-- STATED EXERCISE --
Gather all lines in the entries that include the word "axis".

[Items from a figure collection]
-- Start --

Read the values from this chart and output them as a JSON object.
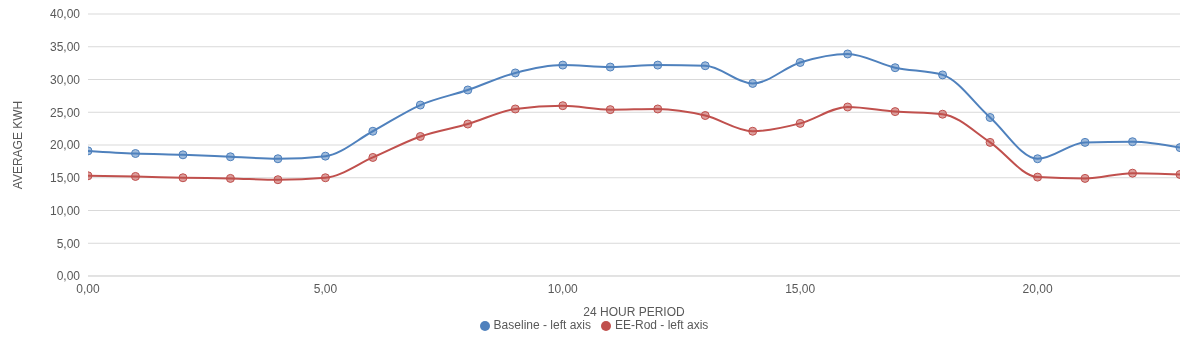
{
  "chart_data": {
    "type": "line",
    "xlabel": "24 HOUR PERIOD",
    "ylabel": "AVERAGE KWH",
    "x": [
      0,
      1,
      2,
      3,
      4,
      5,
      6,
      7,
      8,
      9,
      10,
      11,
      12,
      13,
      14,
      15,
      16,
      17,
      18,
      19,
      20,
      21,
      22,
      23
    ],
    "series": [
      {
        "name": "Baseline - left axis",
        "color": "#4f81bd",
        "values": [
          19.1,
          18.7,
          18.5,
          18.2,
          17.9,
          18.3,
          22.1,
          26.1,
          28.4,
          31.0,
          32.2,
          31.9,
          32.2,
          32.1,
          29.4,
          32.6,
          33.9,
          31.8,
          30.7,
          24.2,
          17.9,
          20.4,
          20.5,
          19.6
        ]
      },
      {
        "name": "EE-Rod - left axis",
        "color": "#c0504d",
        "values": [
          15.3,
          15.2,
          15.0,
          14.9,
          14.7,
          15.0,
          18.1,
          21.3,
          23.2,
          25.5,
          26.0,
          25.4,
          25.5,
          24.5,
          22.1,
          23.3,
          25.8,
          25.1,
          24.7,
          20.4,
          15.1,
          14.9,
          15.7,
          15.5
        ]
      }
    ],
    "xlim": [
      0,
      23
    ],
    "xticks": [
      {
        "value": 0,
        "label": "0,00"
      },
      {
        "value": 5,
        "label": "5,00"
      },
      {
        "value": 10,
        "label": "10,00"
      },
      {
        "value": 15,
        "label": "15,00"
      },
      {
        "value": 20,
        "label": "20,00"
      }
    ],
    "ylim": [
      0,
      40
    ],
    "yticks": [
      {
        "value": 0,
        "label": "0,00"
      },
      {
        "value": 5,
        "label": "5,00"
      },
      {
        "value": 10,
        "label": "10,00"
      },
      {
        "value": 15,
        "label": "15,00"
      },
      {
        "value": 20,
        "label": "20,00"
      },
      {
        "value": 25,
        "label": "25,00"
      },
      {
        "value": 30,
        "label": "30,00"
      },
      {
        "value": 35,
        "label": "35,00"
      },
      {
        "value": 40,
        "label": "40,00"
      }
    ],
    "grid": "y",
    "legend": "bottom",
    "marker": "circle",
    "line_style": "solid"
  }
}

-- End --

-- TASK RESULT --
        "name": "Baseline - left axis",
        "name": "EE-Rod - left axis",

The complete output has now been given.